Nur Nutzer kann entschlüsseln

Nur der Nutzer kann Hartmann zufolge die Daten entschlüsseln, weder IBM noch die TK können darauf zugreifen. Die eGA und TK-Safe lassen sich „als eine Art gesicherter Raum vorstellen, zu dem nur der Versicherte den Zugangsschlüssel besitzt“, erläuterte der IBM-Chef. Das bedeutet auch: Geht ein Handy verloren, und hatte der Besitzer das Recovery-Passwort darauf gespeichert, sind mit dem Schlüsselverlust seine Daten verloren. Der Nutzer allein entscheidet über die Verwendung und Löschung der Daten. Es werde auch daran gearbeitet, dass er seine Daten zu einem neuen Versicherungs­anbieter mitnehmen könne, erläuterte Hartmann.

„Wir als IBM profitieren nicht von diesen Daten. Wir haben kein datengetriebenes Geschäftsmodell“, hob Hartmann hervor. Zudem werde sichergestellt, dass es keine sogenannten Hintertüren in den Softwarelösungen des Unternehmens gebe, versicherte er. Als neutraler Anbieter wolle das Unternehmen die Lösungen auch anderen Marktteilneh­mern zur Verfügung stellen. Es gelte, Silos zu vermeiden, parallele Lösungen zu integrieren und einen Daten­aus­tausch im Sinne des mündigen Bürgers und des Gesundheitssystems zu ermöglichen.

„Die IBM-TK-Kooperation ist völlig unabhängig von der Telematik­infrastruktur (TI) der gematik, aber sie ist ergänzend“, so Hartmann. „Sobald die TI soweit ist, sind wir in der Lage, uns dort anzudocken und eine entsprechen­de Kompatibilität herzustellen.“ Dies soll über das geplante elektronische Patientenfach in der TI geschehen, das laut E-Health-Gesetz speziell für den Austausch der Patienten und der Leistungserbringer vorgesehen ist und von der gematik bis Ende des Jahres spezifiziert werden muss.

### GEGEBENE DATENSÄTZE:
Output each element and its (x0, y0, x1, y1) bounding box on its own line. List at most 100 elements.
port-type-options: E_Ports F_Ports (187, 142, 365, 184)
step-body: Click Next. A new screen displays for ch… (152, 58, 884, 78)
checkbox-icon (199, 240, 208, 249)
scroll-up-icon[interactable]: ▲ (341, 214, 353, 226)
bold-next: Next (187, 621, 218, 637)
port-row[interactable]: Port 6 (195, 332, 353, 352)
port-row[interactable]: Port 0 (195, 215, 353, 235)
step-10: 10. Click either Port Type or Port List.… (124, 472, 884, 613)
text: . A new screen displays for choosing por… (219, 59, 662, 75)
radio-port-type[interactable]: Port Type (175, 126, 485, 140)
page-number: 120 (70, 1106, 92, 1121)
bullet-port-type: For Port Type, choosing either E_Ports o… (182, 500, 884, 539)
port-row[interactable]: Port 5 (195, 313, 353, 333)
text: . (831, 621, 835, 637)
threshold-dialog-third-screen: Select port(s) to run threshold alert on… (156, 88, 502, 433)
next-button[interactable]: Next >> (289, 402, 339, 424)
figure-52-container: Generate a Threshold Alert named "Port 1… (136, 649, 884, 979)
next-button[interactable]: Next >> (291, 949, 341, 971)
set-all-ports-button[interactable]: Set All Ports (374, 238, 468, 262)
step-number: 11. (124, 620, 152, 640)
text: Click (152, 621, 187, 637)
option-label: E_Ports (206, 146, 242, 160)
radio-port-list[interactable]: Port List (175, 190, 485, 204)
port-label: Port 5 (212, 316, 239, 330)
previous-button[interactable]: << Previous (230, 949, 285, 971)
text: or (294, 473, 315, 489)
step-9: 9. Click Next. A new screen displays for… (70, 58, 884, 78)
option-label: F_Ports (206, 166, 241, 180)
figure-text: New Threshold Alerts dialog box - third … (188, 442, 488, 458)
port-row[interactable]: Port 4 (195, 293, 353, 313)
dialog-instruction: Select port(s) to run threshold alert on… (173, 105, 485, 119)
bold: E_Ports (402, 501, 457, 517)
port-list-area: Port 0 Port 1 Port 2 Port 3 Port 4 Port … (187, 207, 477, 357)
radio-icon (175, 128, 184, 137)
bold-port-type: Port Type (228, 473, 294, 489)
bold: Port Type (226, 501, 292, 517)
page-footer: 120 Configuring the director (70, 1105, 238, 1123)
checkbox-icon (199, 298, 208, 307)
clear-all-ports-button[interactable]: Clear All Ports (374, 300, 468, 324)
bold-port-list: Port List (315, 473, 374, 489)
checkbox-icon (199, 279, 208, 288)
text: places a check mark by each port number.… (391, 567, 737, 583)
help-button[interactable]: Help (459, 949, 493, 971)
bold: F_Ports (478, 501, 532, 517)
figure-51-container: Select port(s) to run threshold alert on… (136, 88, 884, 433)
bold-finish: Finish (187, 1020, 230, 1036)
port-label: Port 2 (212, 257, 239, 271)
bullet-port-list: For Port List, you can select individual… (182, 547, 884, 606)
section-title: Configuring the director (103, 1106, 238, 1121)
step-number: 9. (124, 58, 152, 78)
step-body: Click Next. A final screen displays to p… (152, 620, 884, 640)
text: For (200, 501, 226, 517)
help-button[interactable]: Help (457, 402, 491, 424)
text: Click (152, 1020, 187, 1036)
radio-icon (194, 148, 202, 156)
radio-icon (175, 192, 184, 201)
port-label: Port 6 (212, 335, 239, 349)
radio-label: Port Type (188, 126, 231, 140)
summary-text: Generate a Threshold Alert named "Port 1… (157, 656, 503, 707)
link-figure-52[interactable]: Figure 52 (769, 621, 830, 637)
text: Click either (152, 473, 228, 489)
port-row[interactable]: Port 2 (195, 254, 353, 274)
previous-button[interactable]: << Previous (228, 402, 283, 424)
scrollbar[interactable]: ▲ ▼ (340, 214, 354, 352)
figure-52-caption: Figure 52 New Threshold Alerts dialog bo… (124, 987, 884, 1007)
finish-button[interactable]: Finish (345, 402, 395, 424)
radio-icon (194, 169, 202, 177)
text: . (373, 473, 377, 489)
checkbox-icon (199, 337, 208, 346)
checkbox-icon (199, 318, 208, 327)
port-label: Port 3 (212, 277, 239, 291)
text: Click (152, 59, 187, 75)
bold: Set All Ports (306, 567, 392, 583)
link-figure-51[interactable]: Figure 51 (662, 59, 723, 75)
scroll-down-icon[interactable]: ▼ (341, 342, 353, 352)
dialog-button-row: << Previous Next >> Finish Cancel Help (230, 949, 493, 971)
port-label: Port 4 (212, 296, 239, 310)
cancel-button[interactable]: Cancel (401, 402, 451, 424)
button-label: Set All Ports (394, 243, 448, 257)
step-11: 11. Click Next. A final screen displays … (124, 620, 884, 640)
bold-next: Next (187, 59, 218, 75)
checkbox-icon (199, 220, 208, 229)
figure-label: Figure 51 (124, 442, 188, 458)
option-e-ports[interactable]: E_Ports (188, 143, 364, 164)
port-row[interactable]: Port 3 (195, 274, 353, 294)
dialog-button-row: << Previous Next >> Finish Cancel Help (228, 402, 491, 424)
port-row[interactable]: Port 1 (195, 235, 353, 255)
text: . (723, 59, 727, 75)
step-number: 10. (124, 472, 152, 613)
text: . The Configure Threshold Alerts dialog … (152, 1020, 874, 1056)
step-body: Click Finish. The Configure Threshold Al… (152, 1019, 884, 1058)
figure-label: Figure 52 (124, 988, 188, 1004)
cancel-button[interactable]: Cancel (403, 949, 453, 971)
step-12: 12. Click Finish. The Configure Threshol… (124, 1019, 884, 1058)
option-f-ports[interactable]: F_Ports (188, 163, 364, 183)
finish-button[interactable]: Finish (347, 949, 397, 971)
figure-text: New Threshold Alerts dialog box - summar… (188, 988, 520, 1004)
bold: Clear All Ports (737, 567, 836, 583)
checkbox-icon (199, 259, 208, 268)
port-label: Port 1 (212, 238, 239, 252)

### ZIEL DER ÜBUNG:
Gib aus dem Text über die IBM-TK-Kooperation den Abschnitt von „Nur Nutzer kann“ bis „könne, erläuterte Hartmann.“ wortgetreu wieder. Die Datensätze spielen hierbei keine Rolle.

### ANTWORT ZUR ÜBUNG:
Nur Nutzer kann entschlüsseln

Nur der Nutzer kann Hartmann zufolge die Daten entschlüsseln, weder IBM noch die TK können darauf zugreifen. Die eGA und TK-Safe lassen sich „als eine Art gesicherter Raum vorstellen, zu dem nur der Versicherte den Zugangsschlüssel besitzt“, erläuterte der IBM-Chef. Das bedeutet auch: Geht ein Handy verloren, und hatte der Besitzer das Recovery-Passwort darauf gespeichert, sind mit dem Schlüsselverlust seine Daten verloren. Der Nutzer allein entscheidet über die Verwendung und Löschung der Daten. Es werde auch daran gearbeitet, dass er seine Daten zu einem neuen Versicherungs­anbieter mitnehmen könne, erläuterte Hartmann.